↓↓↓
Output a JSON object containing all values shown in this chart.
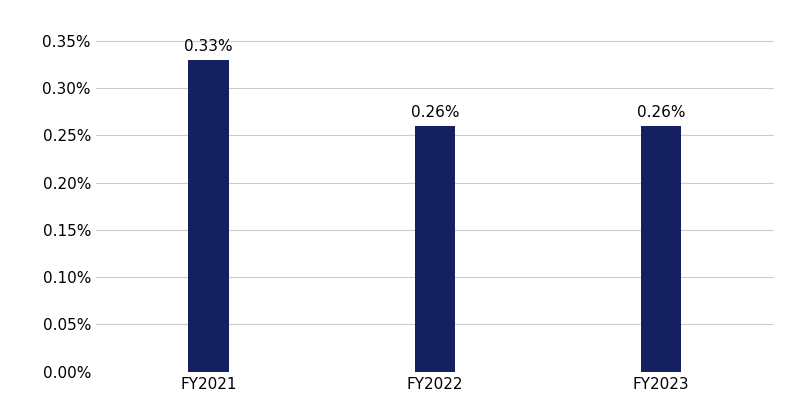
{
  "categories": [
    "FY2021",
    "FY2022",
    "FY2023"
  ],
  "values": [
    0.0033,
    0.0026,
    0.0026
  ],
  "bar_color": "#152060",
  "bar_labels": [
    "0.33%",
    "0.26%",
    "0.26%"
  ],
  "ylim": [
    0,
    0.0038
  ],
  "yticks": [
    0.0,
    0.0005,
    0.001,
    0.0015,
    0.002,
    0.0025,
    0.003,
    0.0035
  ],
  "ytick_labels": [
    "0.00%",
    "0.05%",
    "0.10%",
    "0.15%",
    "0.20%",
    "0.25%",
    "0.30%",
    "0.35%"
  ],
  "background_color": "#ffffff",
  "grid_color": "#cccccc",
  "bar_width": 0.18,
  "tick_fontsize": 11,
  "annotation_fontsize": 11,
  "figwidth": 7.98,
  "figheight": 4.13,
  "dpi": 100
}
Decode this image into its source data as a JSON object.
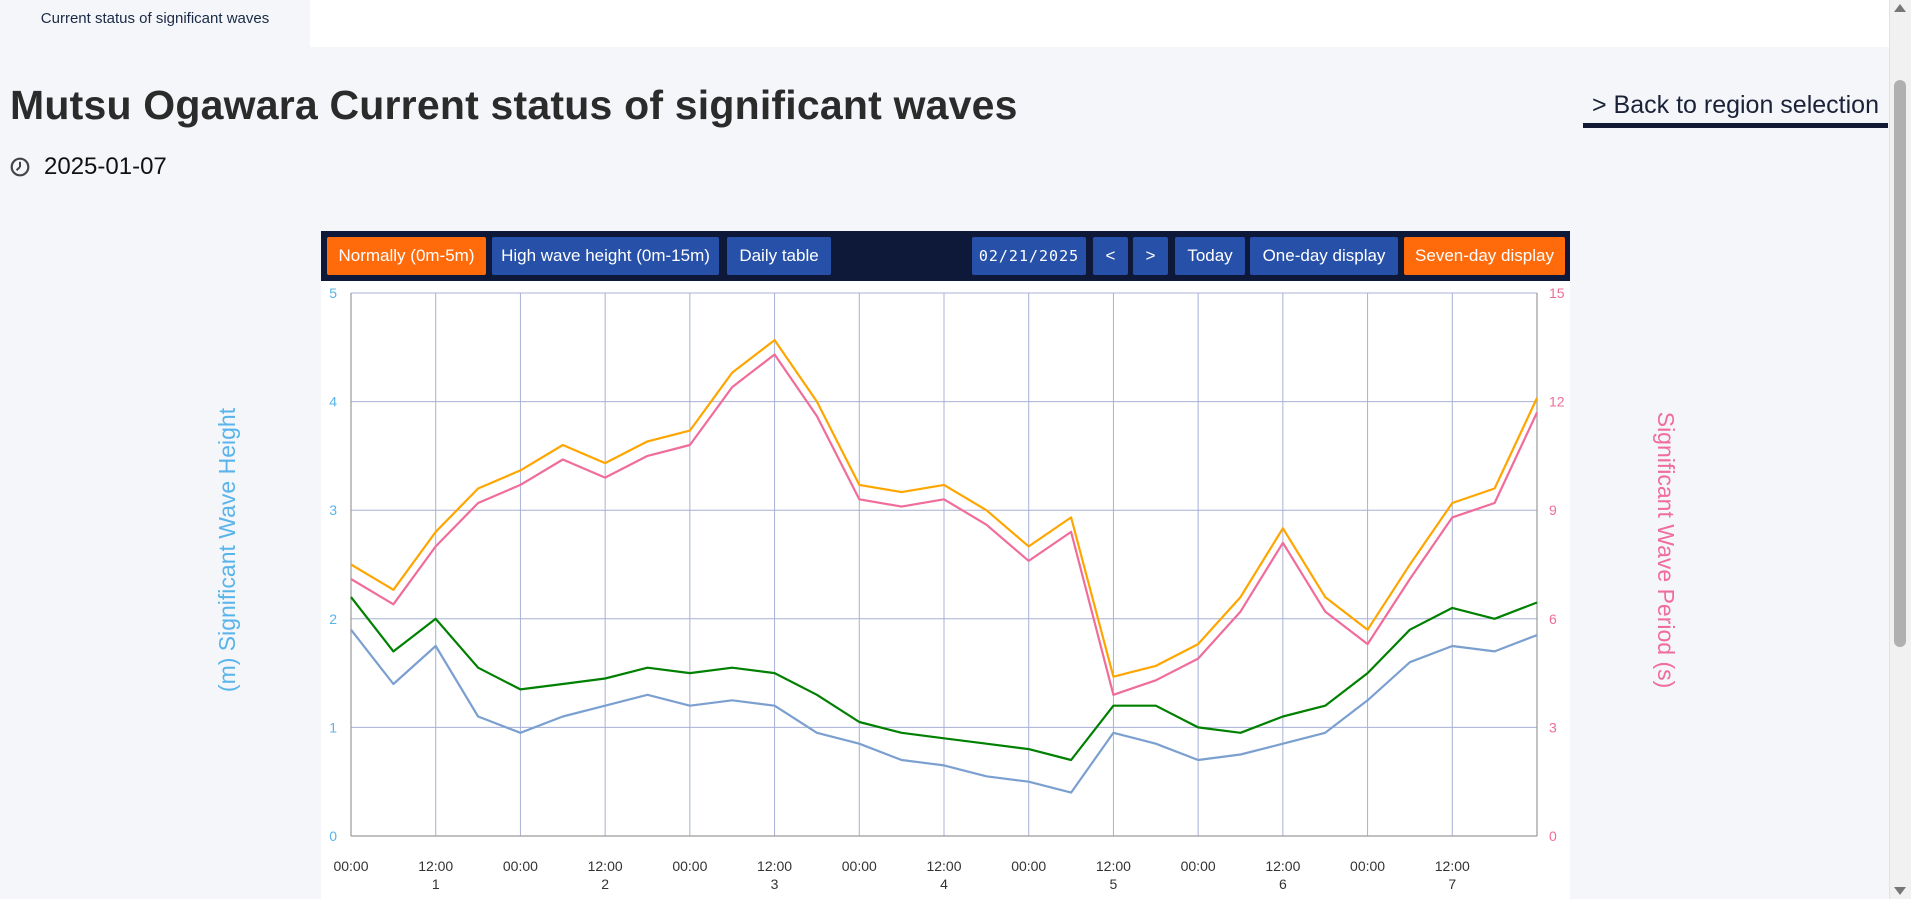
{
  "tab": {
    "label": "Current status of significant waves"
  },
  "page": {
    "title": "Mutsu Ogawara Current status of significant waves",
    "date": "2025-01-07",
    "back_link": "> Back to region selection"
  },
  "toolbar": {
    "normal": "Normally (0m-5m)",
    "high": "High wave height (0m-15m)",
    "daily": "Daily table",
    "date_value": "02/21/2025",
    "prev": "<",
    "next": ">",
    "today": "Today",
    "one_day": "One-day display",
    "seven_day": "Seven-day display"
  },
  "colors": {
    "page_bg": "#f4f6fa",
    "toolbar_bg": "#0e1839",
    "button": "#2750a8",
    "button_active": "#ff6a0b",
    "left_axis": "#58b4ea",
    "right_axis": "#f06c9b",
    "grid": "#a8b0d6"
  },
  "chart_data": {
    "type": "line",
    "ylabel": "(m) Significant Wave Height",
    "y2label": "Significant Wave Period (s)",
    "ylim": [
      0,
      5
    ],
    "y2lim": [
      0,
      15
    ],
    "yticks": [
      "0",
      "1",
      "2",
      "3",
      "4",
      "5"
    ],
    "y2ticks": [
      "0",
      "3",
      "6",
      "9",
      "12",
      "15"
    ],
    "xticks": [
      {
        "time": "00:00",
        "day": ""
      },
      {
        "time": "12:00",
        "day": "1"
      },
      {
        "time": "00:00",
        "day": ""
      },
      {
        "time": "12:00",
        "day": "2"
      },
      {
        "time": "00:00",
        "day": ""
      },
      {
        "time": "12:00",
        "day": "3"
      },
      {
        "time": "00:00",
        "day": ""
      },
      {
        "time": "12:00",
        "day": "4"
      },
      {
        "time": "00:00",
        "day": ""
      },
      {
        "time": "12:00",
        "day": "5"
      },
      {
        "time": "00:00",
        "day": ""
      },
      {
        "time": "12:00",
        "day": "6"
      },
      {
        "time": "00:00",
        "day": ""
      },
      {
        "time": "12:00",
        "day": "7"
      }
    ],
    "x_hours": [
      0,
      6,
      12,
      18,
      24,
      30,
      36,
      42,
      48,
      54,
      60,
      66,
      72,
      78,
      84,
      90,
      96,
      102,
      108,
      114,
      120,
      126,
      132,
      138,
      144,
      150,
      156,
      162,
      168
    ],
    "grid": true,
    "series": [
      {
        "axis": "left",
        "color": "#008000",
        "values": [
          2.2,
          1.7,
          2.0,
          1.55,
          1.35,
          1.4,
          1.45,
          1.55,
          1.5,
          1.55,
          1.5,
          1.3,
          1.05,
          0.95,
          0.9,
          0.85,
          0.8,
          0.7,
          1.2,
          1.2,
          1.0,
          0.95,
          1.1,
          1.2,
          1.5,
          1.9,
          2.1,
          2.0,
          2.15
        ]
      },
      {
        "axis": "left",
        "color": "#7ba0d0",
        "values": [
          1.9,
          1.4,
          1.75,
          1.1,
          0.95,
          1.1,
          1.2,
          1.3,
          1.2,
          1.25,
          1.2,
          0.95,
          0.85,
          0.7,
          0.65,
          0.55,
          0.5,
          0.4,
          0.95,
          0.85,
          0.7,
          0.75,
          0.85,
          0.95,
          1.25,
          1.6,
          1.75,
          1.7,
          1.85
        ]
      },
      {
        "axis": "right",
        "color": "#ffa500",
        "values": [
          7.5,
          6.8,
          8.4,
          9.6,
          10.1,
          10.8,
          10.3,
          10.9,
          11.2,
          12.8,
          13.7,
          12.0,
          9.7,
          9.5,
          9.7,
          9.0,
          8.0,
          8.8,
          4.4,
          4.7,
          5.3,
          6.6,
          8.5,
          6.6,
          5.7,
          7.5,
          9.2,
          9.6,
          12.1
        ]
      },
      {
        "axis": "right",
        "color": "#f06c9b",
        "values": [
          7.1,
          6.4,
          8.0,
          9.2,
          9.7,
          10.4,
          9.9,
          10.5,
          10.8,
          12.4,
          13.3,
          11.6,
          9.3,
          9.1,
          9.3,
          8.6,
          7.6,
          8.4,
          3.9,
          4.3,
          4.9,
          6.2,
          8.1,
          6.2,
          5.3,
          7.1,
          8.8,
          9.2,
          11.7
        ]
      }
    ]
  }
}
↑↑↑
▶ _The task_
Copy every record character for character. Skip the pictures.

▶ _Result of this exercise_
Output a JSON object containing all values shown in this chart.
{
  "categories": [
    "FY2021",
    "FY2022",
    "FY2023"
  ],
  "values": [
    0.0033,
    0.0026,
    0.0026
  ],
  "bar_color": "#152060",
  "bar_labels": [
    "0.33%",
    "0.26%",
    "0.26%"
  ],
  "ylim": [
    0,
    0.0038
  ],
  "yticks": [
    0.0,
    0.0005,
    0.001,
    0.0015,
    0.002,
    0.0025,
    0.003,
    0.0035
  ],
  "ytick_labels": [
    "0.00%",
    "0.05%",
    "0.10%",
    "0.15%",
    "0.20%",
    "0.25%",
    "0.30%",
    "0.35%"
  ],
  "background_color": "#ffffff",
  "grid_color": "#cccccc",
  "bar_width": 0.18,
  "tick_fontsize": 11,
  "annotation_fontsize": 11,
  "figwidth": 7.98,
  "figheight": 4.13,
  "dpi": 100
}
Decode this image into its source data as a JSON object.
{
  "tab": {
    "label": "Current status of significant waves"
  },
  "page": {
    "title": "Mutsu Ogawara Current status of significant waves",
    "date": "2025-01-07",
    "back_link": "> Back to region selection"
  },
  "toolbar": {
    "normal": "Normally (0m-5m)",
    "high": "High wave height (0m-15m)",
    "daily": "Daily table",
    "date_value": "02/21/2025",
    "prev": "<",
    "next": ">",
    "today": "Today",
    "one_day": "One-day display",
    "seven_day": "Seven-day display"
  },
  "colors": {
    "page_bg": "#f4f6fa",
    "toolbar_bg": "#0e1839",
    "button": "#2750a8",
    "button_active": "#ff6a0b",
    "left_axis": "#58b4ea",
    "right_axis": "#f06c9b",
    "grid": "#a8b0d6"
  },
  "chart_data": {
    "type": "line",
    "ylabel": "(m) Significant Wave Height",
    "y2label": "Significant Wave Period (s)",
    "ylim": [
      0,
      5
    ],
    "y2lim": [
      0,
      15
    ],
    "yticks": [
      "0",
      "1",
      "2",
      "3",
      "4",
      "5"
    ],
    "y2ticks": [
      "0",
      "3",
      "6",
      "9",
      "12",
      "15"
    ],
    "xticks": [
      {
        "time": "00:00",
        "day": ""
      },
      {
        "time": "12:00",
        "day": "1"
      },
      {
        "time": "00:00",
        "day": ""
      },
      {
        "time": "12:00",
        "day": "2"
      },
      {
        "time": "00:00",
        "day": ""
      },
      {
        "time": "12:00",
        "day": "3"
      },
      {
        "time": "00:00",
        "day": ""
      },
      {
        "time": "12:00",
        "day": "4"
      },
      {
        "time": "00:00",
        "day": ""
      },
      {
        "time": "12:00",
        "day": "5"
      },
      {
        "time": "00:00",
        "day": ""
      },
      {
        "time": "12:00",
        "day": "6"
      },
      {
        "time": "00:00",
        "day": ""
      },
      {
        "time": "12:00",
        "day": "7"
      }
    ],
    "x_hours": [
      0,
      6,
      12,
      18,
      24,
      30,
      36,
      42,
      48,
      54,
      60,
      66,
      72,
      78,
      84,
      90,
      96,
      102,
      108,
      114,
      120,
      126,
      132,
      138,
      144,
      150,
      156,
      162,
      168
    ],
    "grid": true,
    "series": [
      {
        "axis": "left",
        "color": "#008000",
        "values": [
          2.2,
          1.7,
          2.0,
          1.55,
          1.35,
          1.4,
          1.45,
          1.55,
          1.5,
          1.55,
          1.5,
          1.3,
          1.05,
          0.95,
          0.9,
          0.85,
          0.8,
          0.7,
          1.2,
          1.2,
          1.0,
          0.95,
          1.1,
          1.2,
          1.5,
          1.9,
          2.1,
          2.0,
          2.15
        ]
      },
      {
        "axis": "left",
        "color": "#7ba0d0",
        "values": [
          1.9,
          1.4,
          1.75,
          1.1,
          0.95,
          1.1,
          1.2,
          1.3,
          1.2,
          1.25,
          1.2,
          0.95,
          0.85,
          0.7,
          0.65,
          0.55,
          0.5,
          0.4,
          0.95,
          0.85,
          0.7,
          0.75,
          0.85,
          0.95,
          1.25,
          1.6,
          1.75,
          1.7,
          1.85
        ]
      },
      {
        "axis": "right",
        "color": "#ffa500",
        "values": [
          7.5,
          6.8,
          8.4,
          9.6,
          10.1,
          10.8,
          10.3,
          10.9,
          11.2,
          12.8,
          13.7,
          12.0,
          9.7,
          9.5,
          9.7,
          9.0,
          8.0,
          8.8,
          4.4,
          4.7,
          5.3,
          6.6,
          8.5,
          6.6,
          5.7,
          7.5,
          9.2,
          9.6,
          12.1
        ]
      },
      {
        "axis": "right",
        "color": "#f06c9b",
        "values": [
          7.1,
          6.4,
          8.0,
          9.2,
          9.7,
          10.4,
          9.9,
          10.5,
          10.8,
          12.4,
          13.3,
          11.6,
          9.3,
          9.1,
          9.3,
          8.6,
          7.6,
          8.4,
          3.9,
          4.3,
          4.9,
          6.2,
          8.1,
          6.2,
          5.3,
          7.1,
          8.8,
          9.2,
          11.7
        ]
      }
    ]
  }
}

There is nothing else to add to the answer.